## Work instructions
Where does the word "repeat" occur in the material? Copy each line that has it.
(Given data Opens)
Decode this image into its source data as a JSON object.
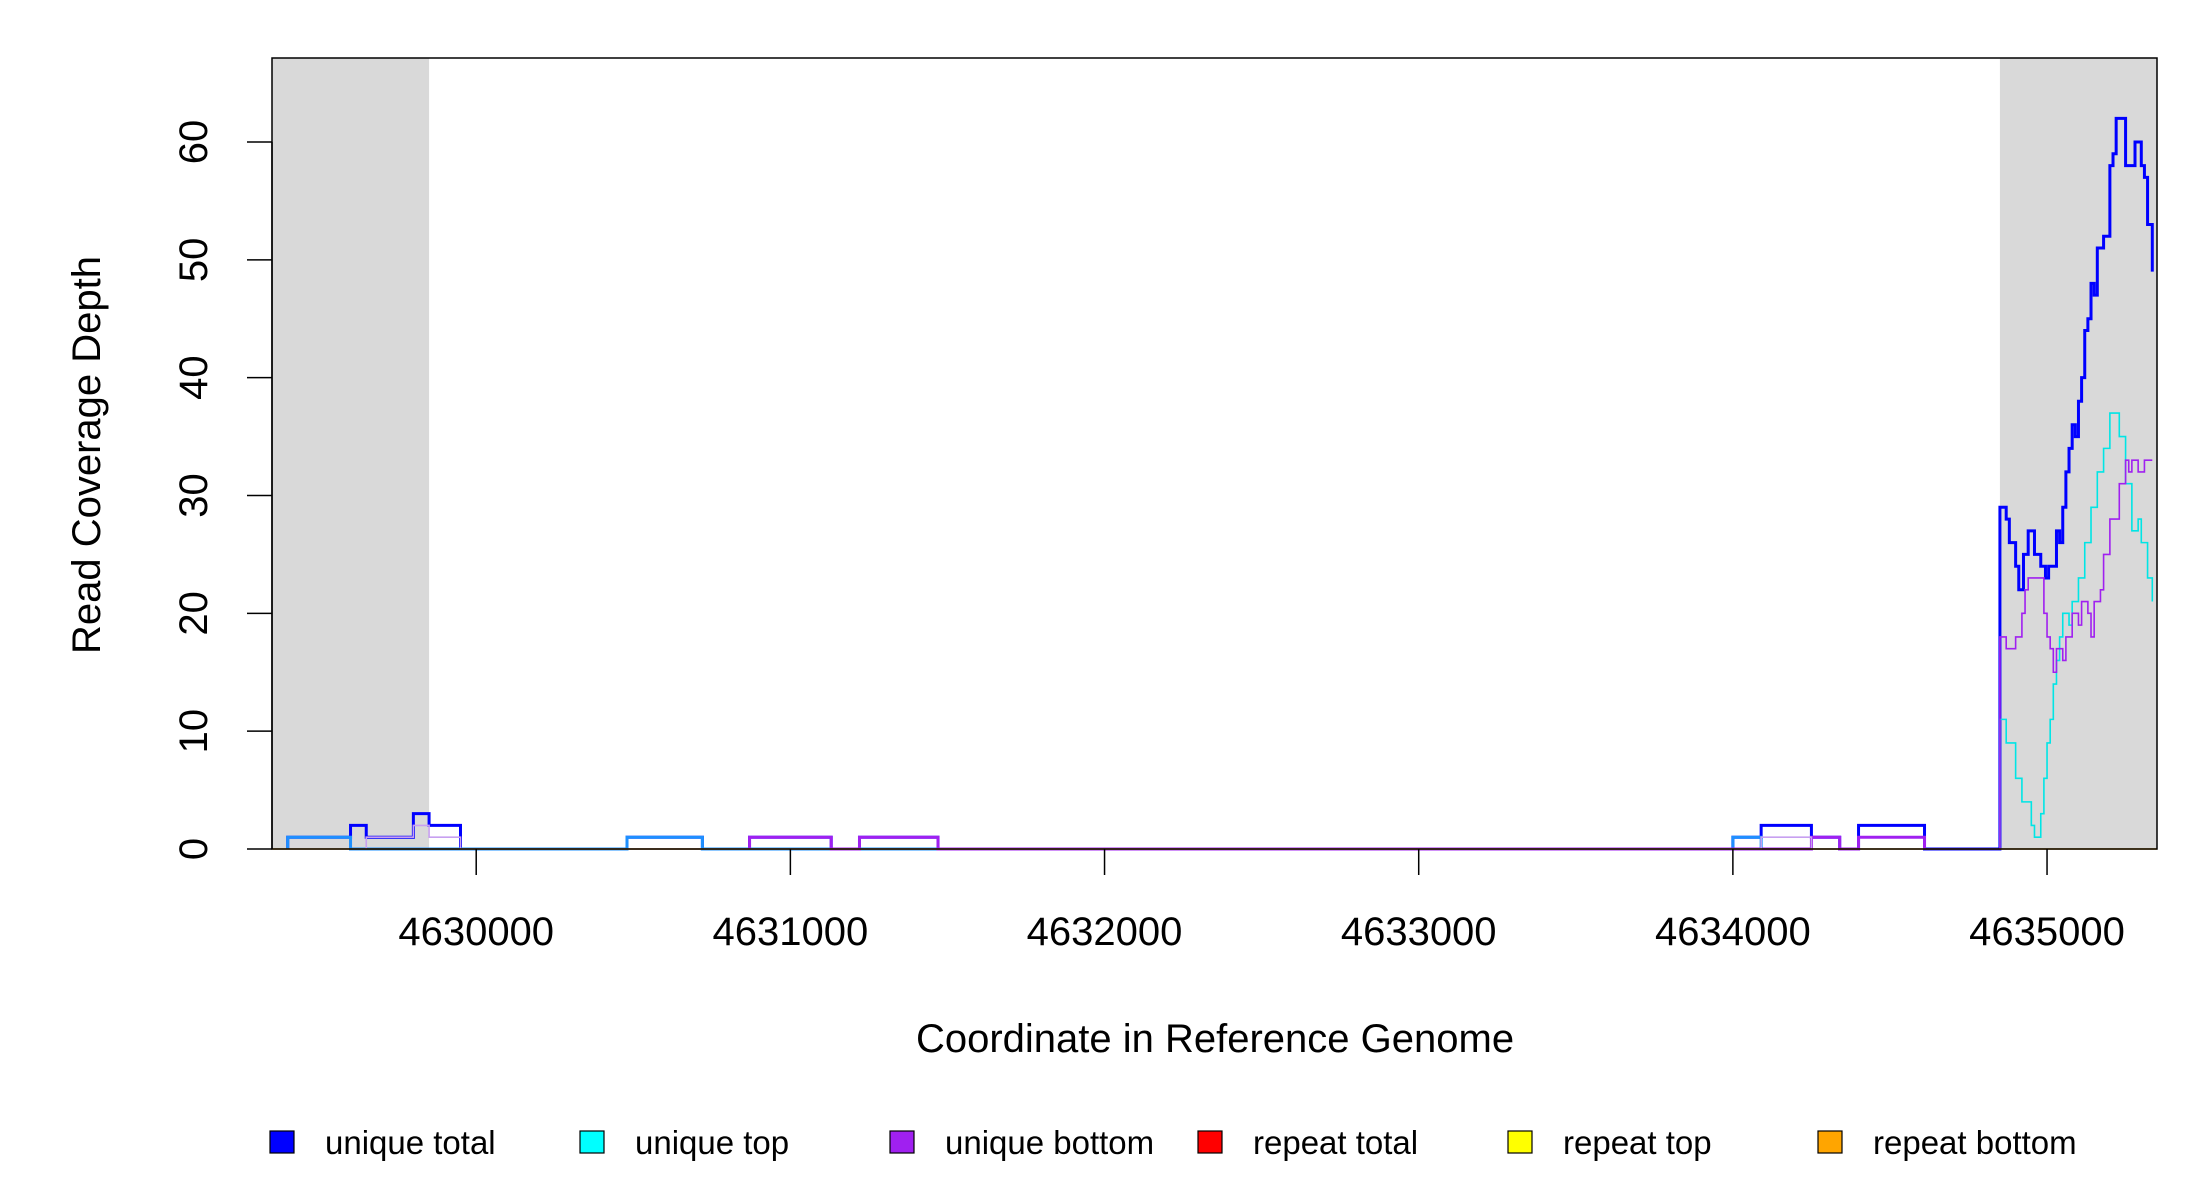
{
  "chart_data": {
    "type": "line",
    "xlabel": "Coordinate in Reference Genome",
    "ylabel": "Read Coverage Depth",
    "xlim": [
      4629350,
      4635350
    ],
    "ylim": [
      0,
      67
    ],
    "x_ticks": [
      4630000,
      4631000,
      4632000,
      4633000,
      4634000,
      4635000
    ],
    "y_ticks": [
      0,
      10,
      20,
      30,
      40,
      50,
      60
    ],
    "shaded_regions": [
      {
        "start": 4629350,
        "end": 4629850,
        "color": "#d9d9d9"
      },
      {
        "start": 4634850,
        "end": 4635350,
        "color": "#d9d9d9"
      }
    ],
    "legend": [
      {
        "label": "unique total",
        "color": "#0000ff"
      },
      {
        "label": "unique top",
        "color": "#00ffff"
      },
      {
        "label": "unique bottom",
        "color": "#a020f0"
      },
      {
        "label": "repeat total",
        "color": "#ff0000"
      },
      {
        "label": "repeat top",
        "color": "#ffff00"
      },
      {
        "label": "repeat bottom",
        "color": "#ffa500"
      }
    ],
    "series": [
      {
        "name": "unique total",
        "color": "#0000ff",
        "width": 3,
        "points": [
          [
            4629400,
            0
          ],
          [
            4629400,
            1
          ],
          [
            4629600,
            1
          ],
          [
            4629600,
            2
          ],
          [
            4629650,
            2
          ],
          [
            4629650,
            1
          ],
          [
            4629800,
            1
          ],
          [
            4629800,
            3
          ],
          [
            4629850,
            3
          ],
          [
            4629850,
            2
          ],
          [
            4629950,
            2
          ],
          [
            4629950,
            0
          ],
          [
            4630480,
            0
          ],
          [
            4630480,
            1
          ],
          [
            4630720,
            1
          ],
          [
            4630720,
            0
          ],
          [
            4630870,
            0
          ],
          [
            4630870,
            1
          ],
          [
            4631130,
            1
          ],
          [
            4631130,
            0
          ],
          [
            4631220,
            0
          ],
          [
            4631220,
            1
          ],
          [
            4631470,
            1
          ],
          [
            4631470,
            0
          ],
          [
            4634000,
            0
          ],
          [
            4634000,
            1
          ],
          [
            4634090,
            1
          ],
          [
            4634090,
            2
          ],
          [
            4634250,
            2
          ],
          [
            4634250,
            1
          ],
          [
            4634340,
            1
          ],
          [
            4634340,
            0
          ],
          [
            4634400,
            0
          ],
          [
            4634400,
            2
          ],
          [
            4634610,
            2
          ],
          [
            4634610,
            0
          ],
          [
            4634850,
            0
          ],
          [
            4634850,
            29
          ],
          [
            4634870,
            29
          ],
          [
            4634870,
            28
          ],
          [
            4634880,
            28
          ],
          [
            4634880,
            26
          ],
          [
            4634900,
            26
          ],
          [
            4634900,
            24
          ],
          [
            4634910,
            24
          ],
          [
            4634910,
            22
          ],
          [
            4634925,
            22
          ],
          [
            4634925,
            25
          ],
          [
            4634940,
            25
          ],
          [
            4634940,
            27
          ],
          [
            4634960,
            27
          ],
          [
            4634960,
            25
          ],
          [
            4634980,
            25
          ],
          [
            4634980,
            24
          ],
          [
            4634995,
            24
          ],
          [
            4634995,
            23
          ],
          [
            4635005,
            23
          ],
          [
            4635005,
            24
          ],
          [
            4635030,
            24
          ],
          [
            4635030,
            27
          ],
          [
            4635040,
            27
          ],
          [
            4635040,
            26
          ],
          [
            4635050,
            26
          ],
          [
            4635050,
            29
          ],
          [
            4635060,
            29
          ],
          [
            4635060,
            32
          ],
          [
            4635070,
            32
          ],
          [
            4635070,
            34
          ],
          [
            4635080,
            34
          ],
          [
            4635080,
            36
          ],
          [
            4635090,
            36
          ],
          [
            4635090,
            35
          ],
          [
            4635100,
            35
          ],
          [
            4635100,
            38
          ],
          [
            4635110,
            38
          ],
          [
            4635110,
            40
          ],
          [
            4635120,
            40
          ],
          [
            4635120,
            44
          ],
          [
            4635130,
            44
          ],
          [
            4635130,
            45
          ],
          [
            4635140,
            45
          ],
          [
            4635140,
            48
          ],
          [
            4635150,
            48
          ],
          [
            4635150,
            47
          ],
          [
            4635160,
            47
          ],
          [
            4635160,
            51
          ],
          [
            4635180,
            51
          ],
          [
            4635180,
            52
          ],
          [
            4635200,
            52
          ],
          [
            4635200,
            58
          ],
          [
            4635210,
            58
          ],
          [
            4635210,
            59
          ],
          [
            4635220,
            59
          ],
          [
            4635220,
            62
          ],
          [
            4635250,
            62
          ],
          [
            4635250,
            58
          ],
          [
            4635280,
            58
          ],
          [
            4635280,
            60
          ],
          [
            4635300,
            60
          ],
          [
            4635300,
            58
          ],
          [
            4635310,
            58
          ],
          [
            4635310,
            57
          ],
          [
            4635320,
            57
          ],
          [
            4635320,
            53
          ],
          [
            4635335,
            53
          ],
          [
            4635335,
            49
          ]
        ]
      },
      {
        "name": "unique top",
        "color": "#1e90ff",
        "width": 3,
        "points": [
          [
            4629400,
            0
          ],
          [
            4629400,
            1
          ],
          [
            4629600,
            1
          ],
          [
            4629600,
            0
          ],
          [
            4630480,
            0
          ],
          [
            4630480,
            1
          ],
          [
            4630720,
            1
          ],
          [
            4630720,
            0
          ],
          [
            4634000,
            0
          ],
          [
            4634000,
            1
          ],
          [
            4634090,
            1
          ],
          [
            4634090,
            0
          ]
        ]
      },
      {
        "name": "unique top",
        "color": "#00e5e5",
        "width": 1.6,
        "points": [
          [
            4634850,
            0
          ],
          [
            4634850,
            11
          ],
          [
            4634870,
            11
          ],
          [
            4634870,
            9
          ],
          [
            4634900,
            9
          ],
          [
            4634900,
            6
          ],
          [
            4634920,
            6
          ],
          [
            4634920,
            4
          ],
          [
            4634950,
            4
          ],
          [
            4634950,
            2
          ],
          [
            4634960,
            2
          ],
          [
            4634960,
            1
          ],
          [
            4634980,
            1
          ],
          [
            4634980,
            3
          ],
          [
            4634990,
            3
          ],
          [
            4634990,
            6
          ],
          [
            4635000,
            6
          ],
          [
            4635000,
            9
          ],
          [
            4635010,
            9
          ],
          [
            4635010,
            11
          ],
          [
            4635020,
            11
          ],
          [
            4635020,
            14
          ],
          [
            4635030,
            14
          ],
          [
            4635030,
            16
          ],
          [
            4635040,
            16
          ],
          [
            4635040,
            18
          ],
          [
            4635050,
            18
          ],
          [
            4635050,
            20
          ],
          [
            4635070,
            20
          ],
          [
            4635070,
            19
          ],
          [
            4635080,
            19
          ],
          [
            4635080,
            21
          ],
          [
            4635100,
            21
          ],
          [
            4635100,
            23
          ],
          [
            4635120,
            23
          ],
          [
            4635120,
            26
          ],
          [
            4635140,
            26
          ],
          [
            4635140,
            29
          ],
          [
            4635160,
            29
          ],
          [
            4635160,
            32
          ],
          [
            4635180,
            32
          ],
          [
            4635180,
            34
          ],
          [
            4635200,
            34
          ],
          [
            4635200,
            37
          ],
          [
            4635230,
            37
          ],
          [
            4635230,
            35
          ],
          [
            4635250,
            35
          ],
          [
            4635250,
            31
          ],
          [
            4635270,
            31
          ],
          [
            4635270,
            27
          ],
          [
            4635290,
            27
          ],
          [
            4635290,
            28
          ],
          [
            4635300,
            28
          ],
          [
            4635300,
            26
          ],
          [
            4635320,
            26
          ],
          [
            4635320,
            23
          ],
          [
            4635335,
            23
          ],
          [
            4635335,
            21
          ]
        ]
      },
      {
        "name": "unique bottom",
        "color": "#a020f0",
        "width": 1.6,
        "points": [
          [
            4634850,
            0
          ],
          [
            4634850,
            18
          ],
          [
            4634870,
            18
          ],
          [
            4634870,
            17
          ],
          [
            4634900,
            17
          ],
          [
            4634900,
            18
          ],
          [
            4634920,
            18
          ],
          [
            4634920,
            20
          ],
          [
            4634930,
            20
          ],
          [
            4634930,
            22
          ],
          [
            4634940,
            22
          ],
          [
            4634940,
            23
          ],
          [
            4634990,
            23
          ],
          [
            4634990,
            20
          ],
          [
            4635000,
            20
          ],
          [
            4635000,
            18
          ],
          [
            4635010,
            18
          ],
          [
            4635010,
            17
          ],
          [
            4635020,
            17
          ],
          [
            4635020,
            15
          ],
          [
            4635030,
            15
          ],
          [
            4635030,
            17
          ],
          [
            4635050,
            17
          ],
          [
            4635050,
            16
          ],
          [
            4635060,
            16
          ],
          [
            4635060,
            18
          ],
          [
            4635080,
            18
          ],
          [
            4635080,
            20
          ],
          [
            4635100,
            20
          ],
          [
            4635100,
            19
          ],
          [
            4635110,
            19
          ],
          [
            4635110,
            21
          ],
          [
            4635130,
            21
          ],
          [
            4635130,
            20
          ],
          [
            4635140,
            20
          ],
          [
            4635140,
            18
          ],
          [
            4635150,
            18
          ],
          [
            4635150,
            21
          ],
          [
            4635170,
            21
          ],
          [
            4635170,
            22
          ],
          [
            4635180,
            22
          ],
          [
            4635180,
            25
          ],
          [
            4635200,
            25
          ],
          [
            4635200,
            28
          ],
          [
            4635230,
            28
          ],
          [
            4635230,
            31
          ],
          [
            4635250,
            31
          ],
          [
            4635250,
            33
          ],
          [
            4635260,
            33
          ],
          [
            4635260,
            32
          ],
          [
            4635270,
            32
          ],
          [
            4635270,
            33
          ],
          [
            4635290,
            33
          ],
          [
            4635290,
            32
          ],
          [
            4635310,
            32
          ],
          [
            4635310,
            33
          ],
          [
            4635335,
            33
          ]
        ]
      },
      {
        "name": "unique bottom",
        "color": "#a020f0",
        "width": 3,
        "points": [
          [
            4630870,
            0
          ],
          [
            4630870,
            1
          ],
          [
            4631130,
            1
          ],
          [
            4631130,
            0
          ],
          [
            4631220,
            0
          ],
          [
            4631220,
            1
          ],
          [
            4631470,
            1
          ],
          [
            4631470,
            0
          ],
          [
            4634250,
            0
          ],
          [
            4634250,
            1
          ],
          [
            4634340,
            1
          ],
          [
            4634340,
            0
          ],
          [
            4634400,
            0
          ],
          [
            4634400,
            1
          ],
          [
            4634610,
            1
          ],
          [
            4634610,
            0
          ]
        ]
      },
      {
        "name": "unique bottom",
        "color": "#c8a0f0",
        "width": 1.6,
        "points": [
          [
            4629650,
            0
          ],
          [
            4629650,
            1
          ],
          [
            4629800,
            1
          ],
          [
            4629800,
            2
          ],
          [
            4629850,
            2
          ],
          [
            4629850,
            1
          ],
          [
            4629950,
            1
          ],
          [
            4629950,
            0
          ],
          [
            4634090,
            0
          ],
          [
            4634090,
            1
          ],
          [
            4634250,
            1
          ],
          [
            4634250,
            0
          ]
        ]
      },
      {
        "name": "repeat bottom",
        "color": "#ffa500",
        "width": 1.6,
        "points": [
          [
            4629350,
            0
          ],
          [
            4635350,
            0
          ]
        ]
      }
    ]
  }
}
(Given data Closes)
## Task solution
        "label": "repeat total",
        "label": "repeat top",
        "label": "repeat bottom",
        "name": "repeat bottom",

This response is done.